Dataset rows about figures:
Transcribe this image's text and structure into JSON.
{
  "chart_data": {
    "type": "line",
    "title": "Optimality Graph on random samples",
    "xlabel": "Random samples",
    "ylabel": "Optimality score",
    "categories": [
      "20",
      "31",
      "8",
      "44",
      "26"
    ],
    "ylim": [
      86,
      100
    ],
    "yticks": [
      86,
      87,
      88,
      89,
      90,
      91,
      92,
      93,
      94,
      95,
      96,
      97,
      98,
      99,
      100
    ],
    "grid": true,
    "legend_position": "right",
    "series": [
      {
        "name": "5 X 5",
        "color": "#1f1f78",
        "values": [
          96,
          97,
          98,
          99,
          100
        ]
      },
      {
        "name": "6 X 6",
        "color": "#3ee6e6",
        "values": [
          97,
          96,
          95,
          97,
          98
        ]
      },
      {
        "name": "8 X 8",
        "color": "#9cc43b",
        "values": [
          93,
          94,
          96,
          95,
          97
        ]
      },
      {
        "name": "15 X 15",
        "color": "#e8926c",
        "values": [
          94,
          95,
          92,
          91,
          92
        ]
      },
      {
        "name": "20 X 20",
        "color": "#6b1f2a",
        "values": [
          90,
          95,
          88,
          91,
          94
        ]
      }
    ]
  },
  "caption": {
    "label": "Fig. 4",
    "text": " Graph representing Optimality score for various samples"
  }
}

Problem requirements: Copy every record above exactly as it appears.

Result for this task:
Transcribe this image's text and structure into JSON.
{
  "chart_data": {
    "type": "line",
    "title": "Optimality Graph on random samples",
    "xlabel": "Random samples",
    "ylabel": "Optimality score",
    "categories": [
      "20",
      "31",
      "8",
      "44",
      "26"
    ],
    "ylim": [
      86,
      100
    ],
    "yticks": [
      86,
      87,
      88,
      89,
      90,
      91,
      92,
      93,
      94,
      95,
      96,
      97,
      98,
      99,
      100
    ],
    "grid": true,
    "legend_position": "right",
    "series": [
      {
        "name": "5 X 5",
        "color": "#1f1f78",
        "values": [
          96,
          97,
          98,
          99,
          100
        ]
      },
      {
        "name": "6 X 6",
        "color": "#3ee6e6",
        "values": [
          97,
          96,
          95,
          97,
          98
        ]
      },
      {
        "name": "8 X 8",
        "color": "#9cc43b",
        "values": [
          93,
          94,
          96,
          95,
          97
        ]
      },
      {
        "name": "15 X 15",
        "color": "#e8926c",
        "values": [
          94,
          95,
          92,
          91,
          92
        ]
      },
      {
        "name": "20 X 20",
        "color": "#6b1f2a",
        "values": [
          90,
          95,
          88,
          91,
          94
        ]
      }
    ]
  },
  "caption": {
    "label": "Fig. 4",
    "text": " Graph representing Optimality score for various samples"
  }
}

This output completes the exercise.